### TASK OBJECTIVE
Every line below that contains "Restores" is to be copied.
# start of EXTRACTED MATERIAL
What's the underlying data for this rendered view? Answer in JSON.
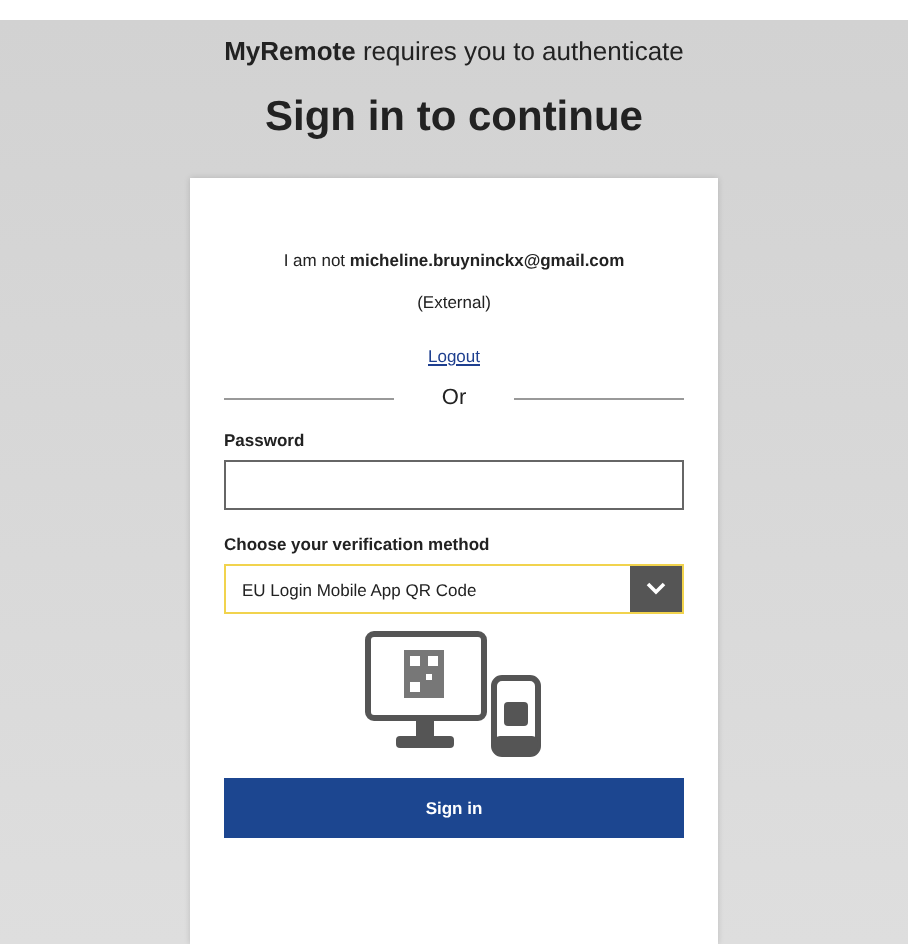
{
  "header": {
    "intro": "**MyRemote** requires you to authenticate",
    "title": "Sign in to continue"
  },
  "card": {
    "identity": "I am not **micheline.bruyninckx@gmail.com**",
    "account_type": "(External)",
    "logout_link": "Logout",
    "divider": "Or",
    "password": {
      "label": "Password"
    },
    "verification": {
      "label": "Choose your verification method",
      "value": "EU Login Mobile App QR Code"
    },
    "submit": "Sign in"
  }
}
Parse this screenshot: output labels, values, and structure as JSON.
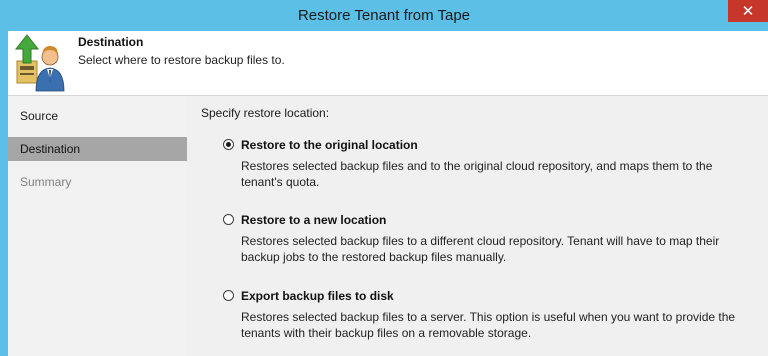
{
  "window": {
    "title": "Restore Tenant from Tape",
    "close_glyph": "✕"
  },
  "header": {
    "title": "Destination",
    "subtitle": "Select where to restore backup files to.",
    "icon": "restore-tenant-icon"
  },
  "nav": {
    "items": [
      {
        "label": "Source",
        "state": "normal"
      },
      {
        "label": "Destination",
        "state": "active"
      },
      {
        "label": "Summary",
        "state": "disabled"
      }
    ]
  },
  "main": {
    "prompt": "Specify restore location:",
    "options": [
      {
        "label": "Restore to the original location",
        "description": "Restores selected backup files and to the original cloud repository, and maps them to the tenant's quota.",
        "selected": true
      },
      {
        "label": "Restore to a new location",
        "description": "Restores selected backup files to a different cloud repository. Tenant will have to map their backup jobs to the restored backup files manually.",
        "selected": false
      },
      {
        "label": "Export backup files to disk",
        "description": "Restores selected backup files to a server. This option is useful when you want to provide the tenants with their backup files on a removable storage.",
        "selected": false
      }
    ]
  },
  "colors": {
    "titlebar": "#5bbfe6",
    "close_button": "#c7362b",
    "nav_active": "#a6a6a6",
    "content_bg": "#f0f0f0",
    "nav_bg": "#f2f2f2"
  }
}
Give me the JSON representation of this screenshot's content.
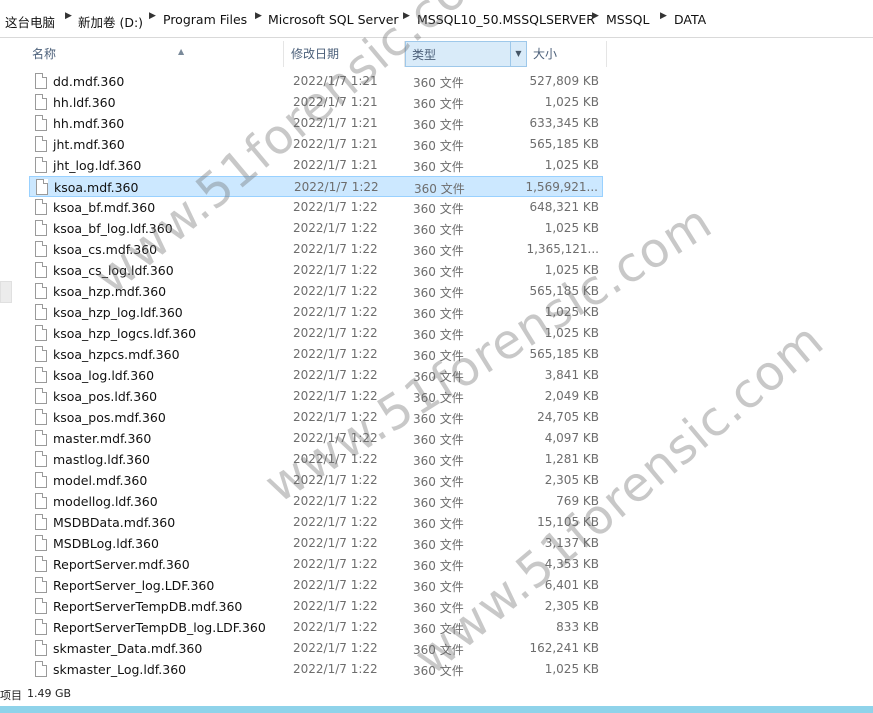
{
  "breadcrumb": [
    "这台电脑",
    "新加卷 (D:)",
    "Program Files",
    "Microsoft SQL Server",
    "MSSQL10_50.MSSQLSERVER",
    "MSSQL",
    "DATA"
  ],
  "columns": {
    "name": "名称",
    "date": "修改日期",
    "type": "类型",
    "size": "大小"
  },
  "files": [
    {
      "name": "dd.mdf.360",
      "date": "2022/1/7 1:21",
      "type": "360 文件",
      "size": "527,809 KB"
    },
    {
      "name": "hh.ldf.360",
      "date": "2022/1/7 1:21",
      "type": "360 文件",
      "size": "1,025 KB"
    },
    {
      "name": "hh.mdf.360",
      "date": "2022/1/7 1:21",
      "type": "360 文件",
      "size": "633,345 KB"
    },
    {
      "name": "jht.mdf.360",
      "date": "2022/1/7 1:21",
      "type": "360 文件",
      "size": "565,185 KB"
    },
    {
      "name": "jht_log.ldf.360",
      "date": "2022/1/7 1:21",
      "type": "360 文件",
      "size": "1,025 KB"
    },
    {
      "name": "ksoa.mdf.360",
      "date": "2022/1/7 1:22",
      "type": "360 文件",
      "size": "1,569,921..."
    },
    {
      "name": "ksoa_bf.mdf.360",
      "date": "2022/1/7 1:22",
      "type": "360 文件",
      "size": "648,321 KB"
    },
    {
      "name": "ksoa_bf_log.ldf.360",
      "date": "2022/1/7 1:22",
      "type": "360 文件",
      "size": "1,025 KB"
    },
    {
      "name": "ksoa_cs.mdf.360",
      "date": "2022/1/7 1:22",
      "type": "360 文件",
      "size": "1,365,121..."
    },
    {
      "name": "ksoa_cs_log.ldf.360",
      "date": "2022/1/7 1:22",
      "type": "360 文件",
      "size": "1,025 KB"
    },
    {
      "name": "ksoa_hzp.mdf.360",
      "date": "2022/1/7 1:22",
      "type": "360 文件",
      "size": "565,185 KB"
    },
    {
      "name": "ksoa_hzp_log.ldf.360",
      "date": "2022/1/7 1:22",
      "type": "360 文件",
      "size": "1,025 KB"
    },
    {
      "name": "ksoa_hzp_logcs.ldf.360",
      "date": "2022/1/7 1:22",
      "type": "360 文件",
      "size": "1,025 KB"
    },
    {
      "name": "ksoa_hzpcs.mdf.360",
      "date": "2022/1/7 1:22",
      "type": "360 文件",
      "size": "565,185 KB"
    },
    {
      "name": "ksoa_log.ldf.360",
      "date": "2022/1/7 1:22",
      "type": "360 文件",
      "size": "3,841 KB"
    },
    {
      "name": "ksoa_pos.ldf.360",
      "date": "2022/1/7 1:22",
      "type": "360 文件",
      "size": "2,049 KB"
    },
    {
      "name": "ksoa_pos.mdf.360",
      "date": "2022/1/7 1:22",
      "type": "360 文件",
      "size": "24,705 KB"
    },
    {
      "name": "master.mdf.360",
      "date": "2022/1/7 1:22",
      "type": "360 文件",
      "size": "4,097 KB"
    },
    {
      "name": "mastlog.ldf.360",
      "date": "2022/1/7 1:22",
      "type": "360 文件",
      "size": "1,281 KB"
    },
    {
      "name": "model.mdf.360",
      "date": "2022/1/7 1:22",
      "type": "360 文件",
      "size": "2,305 KB"
    },
    {
      "name": "modellog.ldf.360",
      "date": "2022/1/7 1:22",
      "type": "360 文件",
      "size": "769 KB"
    },
    {
      "name": "MSDBData.mdf.360",
      "date": "2022/1/7 1:22",
      "type": "360 文件",
      "size": "15,105 KB"
    },
    {
      "name": "MSDBLog.ldf.360",
      "date": "2022/1/7 1:22",
      "type": "360 文件",
      "size": "3,137 KB"
    },
    {
      "name": "ReportServer.mdf.360",
      "date": "2022/1/7 1:22",
      "type": "360 文件",
      "size": "4,353 KB"
    },
    {
      "name": "ReportServer_log.LDF.360",
      "date": "2022/1/7 1:22",
      "type": "360 文件",
      "size": "6,401 KB"
    },
    {
      "name": "ReportServerTempDB.mdf.360",
      "date": "2022/1/7 1:22",
      "type": "360 文件",
      "size": "2,305 KB"
    },
    {
      "name": "ReportServerTempDB_log.LDF.360",
      "date": "2022/1/7 1:22",
      "type": "360 文件",
      "size": "833 KB"
    },
    {
      "name": "skmaster_Data.mdf.360",
      "date": "2022/1/7 1:22",
      "type": "360 文件",
      "size": "162,241 KB"
    },
    {
      "name": "skmaster_Log.ldf.360",
      "date": "2022/1/7 1:22",
      "type": "360 文件",
      "size": "1,025 KB"
    }
  ],
  "selected_index": 5,
  "status": {
    "items_label": "项目",
    "selected_size": "1.49 GB"
  },
  "watermark": "www.51forensic.com",
  "colors": {
    "selection": "#cce8ff",
    "selection_border": "#99d1ff",
    "header_sorted": "#d9ebf9",
    "taskbar": "#8fd3ea"
  }
}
# end of EXTRACTED MATERIAL
### REPLY
        "description": "Restores selected backup files and to the original cloud repository, and maps them to the tenant's quota.",
        "description": "Restores selected backup files to a different cloud repository. Tenant will have to map their backup jobs to the restored backup files manually.",
        "description": "Restores selected backup files to a server. This option is useful when you want to provide the tenants with their backup files on a removable storage.",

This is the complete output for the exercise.